Problem statement
Reproduce all entries word for word.

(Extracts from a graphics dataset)
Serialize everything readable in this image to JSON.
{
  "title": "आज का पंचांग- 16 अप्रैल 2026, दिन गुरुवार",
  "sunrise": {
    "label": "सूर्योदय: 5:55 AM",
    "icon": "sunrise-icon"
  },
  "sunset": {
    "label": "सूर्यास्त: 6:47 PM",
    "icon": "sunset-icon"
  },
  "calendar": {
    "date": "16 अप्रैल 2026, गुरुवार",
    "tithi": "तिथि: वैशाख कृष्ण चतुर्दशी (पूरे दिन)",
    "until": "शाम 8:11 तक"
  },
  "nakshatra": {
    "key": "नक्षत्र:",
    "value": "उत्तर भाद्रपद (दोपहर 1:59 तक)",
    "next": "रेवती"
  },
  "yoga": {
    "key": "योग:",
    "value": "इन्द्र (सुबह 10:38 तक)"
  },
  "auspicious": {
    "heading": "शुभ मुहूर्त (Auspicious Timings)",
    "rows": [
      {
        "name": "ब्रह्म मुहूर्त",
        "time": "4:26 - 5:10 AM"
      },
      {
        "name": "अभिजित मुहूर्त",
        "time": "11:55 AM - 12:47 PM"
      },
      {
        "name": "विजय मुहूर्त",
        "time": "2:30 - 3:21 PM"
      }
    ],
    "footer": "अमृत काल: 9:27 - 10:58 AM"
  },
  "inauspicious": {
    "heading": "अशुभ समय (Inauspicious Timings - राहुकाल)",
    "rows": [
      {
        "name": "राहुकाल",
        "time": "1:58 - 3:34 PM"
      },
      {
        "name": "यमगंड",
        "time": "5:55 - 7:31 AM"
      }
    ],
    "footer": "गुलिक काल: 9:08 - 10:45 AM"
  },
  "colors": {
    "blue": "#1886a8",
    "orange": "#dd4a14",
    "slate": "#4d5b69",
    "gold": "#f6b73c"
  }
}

Reply to the exercise
Serialize everything readable in this image to JSON.
{
  "title": "आज का पंचांग- 16 अप्रैल 2026, दिन गुरुवार",
  "sunrise": {
    "label": "सूर्योदय: 5:55 AM",
    "icon": "sunrise-icon"
  },
  "sunset": {
    "label": "सूर्यास्त: 6:47 PM",
    "icon": "sunset-icon"
  },
  "calendar": {
    "date": "16 अप्रैल 2026, गुरुवार",
    "tithi": "तिथि: वैशाख कृष्ण चतुर्दशी (पूरे दिन)",
    "until": "शाम 8:11 तक"
  },
  "nakshatra": {
    "key": "नक्षत्र:",
    "value": "उत्तर भाद्रपद (दोपहर 1:59 तक)",
    "next": "रेवती"
  },
  "yoga": {
    "key": "योग:",
    "value": "इन्द्र (सुबह 10:38 तक)"
  },
  "auspicious": {
    "heading": "शुभ मुहूर्त (Auspicious Timings)",
    "rows": [
      {
        "name": "ब्रह्म मुहूर्त",
        "time": "4:26 - 5:10 AM"
      },
      {
        "name": "अभिजित मुहूर्त",
        "time": "11:55 AM - 12:47 PM"
      },
      {
        "name": "विजय मुहूर्त",
        "time": "2:30 - 3:21 PM"
      }
    ],
    "footer": "अमृत काल: 9:27 - 10:58 AM"
  },
  "inauspicious": {
    "heading": "अशुभ समय (Inauspicious Timings - राहुकाल)",
    "rows": [
      {
        "name": "राहुकाल",
        "time": "1:58 - 3:34 PM"
      },
      {
        "name": "यमगंड",
        "time": "5:55 - 7:31 AM"
      }
    ],
    "footer": "गुलिक काल: 9:08 - 10:45 AM"
  },
  "colors": {
    "blue": "#1886a8",
    "orange": "#dd4a14",
    "slate": "#4d5b69",
    "gold": "#f6b73c"
  }
}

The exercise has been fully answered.